### Directions
Extract all of the data and reproduce it precisely.

### Entries supplied
--- begin ---
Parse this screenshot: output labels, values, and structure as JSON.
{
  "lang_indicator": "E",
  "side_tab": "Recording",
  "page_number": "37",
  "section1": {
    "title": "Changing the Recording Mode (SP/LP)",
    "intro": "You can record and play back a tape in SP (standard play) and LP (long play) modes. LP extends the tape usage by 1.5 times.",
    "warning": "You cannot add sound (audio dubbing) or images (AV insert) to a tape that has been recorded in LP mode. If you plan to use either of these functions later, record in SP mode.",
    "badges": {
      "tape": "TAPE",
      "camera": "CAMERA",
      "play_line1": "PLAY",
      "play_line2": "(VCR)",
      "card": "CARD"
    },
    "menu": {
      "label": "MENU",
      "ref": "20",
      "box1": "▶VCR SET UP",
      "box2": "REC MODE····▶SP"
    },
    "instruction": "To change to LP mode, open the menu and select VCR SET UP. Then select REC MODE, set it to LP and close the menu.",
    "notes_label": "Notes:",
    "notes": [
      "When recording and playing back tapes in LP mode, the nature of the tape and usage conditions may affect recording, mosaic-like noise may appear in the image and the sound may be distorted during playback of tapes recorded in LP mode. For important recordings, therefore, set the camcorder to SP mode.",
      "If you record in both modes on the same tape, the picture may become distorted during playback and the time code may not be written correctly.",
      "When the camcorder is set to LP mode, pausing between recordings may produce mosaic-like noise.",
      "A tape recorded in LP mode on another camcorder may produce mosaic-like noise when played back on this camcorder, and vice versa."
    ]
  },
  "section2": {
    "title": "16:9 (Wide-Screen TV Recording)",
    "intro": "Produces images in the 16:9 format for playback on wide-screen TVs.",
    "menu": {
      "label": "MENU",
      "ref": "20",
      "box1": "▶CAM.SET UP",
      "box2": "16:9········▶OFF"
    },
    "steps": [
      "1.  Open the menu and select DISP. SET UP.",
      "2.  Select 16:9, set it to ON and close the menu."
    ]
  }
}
--- end ---
### Answer to this task
Parse this screenshot: output labels, values, and structure as JSON.
{
  "lang_indicator": "E",
  "side_tab": "Recording",
  "page_number": "37",
  "section1": {
    "title": "Changing the Recording Mode (SP/LP)",
    "intro": "You can record and play back a tape in SP (standard play) and LP (long play) modes. LP extends the tape usage by 1.5 times.",
    "warning": "You cannot add sound (audio dubbing) or images (AV insert) to a tape that has been recorded in LP mode. If you plan to use either of these functions later, record in SP mode.",
    "badges": {
      "tape": "TAPE",
      "camera": "CAMERA",
      "play_line1": "PLAY",
      "play_line2": "(VCR)",
      "card": "CARD"
    },
    "menu": {
      "label": "MENU",
      "ref": "20",
      "box1": "▶VCR SET UP",
      "box2": "REC MODE····▶SP"
    },
    "instruction": "To change to LP mode, open the menu and select VCR SET UP. Then select REC MODE, set it to LP and close the menu.",
    "notes_label": "Notes:",
    "notes": [
      "When recording and playing back tapes in LP mode, the nature of the tape and usage conditions may affect recording, mosaic-like noise may appear in the image and the sound may be distorted during playback of tapes recorded in LP mode. For important recordings, therefore, set the camcorder to SP mode.",
      "If you record in both modes on the same tape, the picture may become distorted during playback and the time code may not be written correctly.",
      "When the camcorder is set to LP mode, pausing between recordings may produce mosaic-like noise.",
      "A tape recorded in LP mode on another camcorder may produce mosaic-like noise when played back on this camcorder, and vice versa."
    ]
  },
  "section2": {
    "title": "16:9 (Wide-Screen TV Recording)",
    "intro": "Produces images in the 16:9 format for playback on wide-screen TVs.",
    "menu": {
      "label": "MENU",
      "ref": "20",
      "box1": "▶CAM.SET UP",
      "box2": "16:9········▶OFF"
    },
    "steps": [
      "1.  Open the menu and select DISP. SET UP.",
      "2.  Select 16:9, set it to ON and close the menu."
    ]
  }
}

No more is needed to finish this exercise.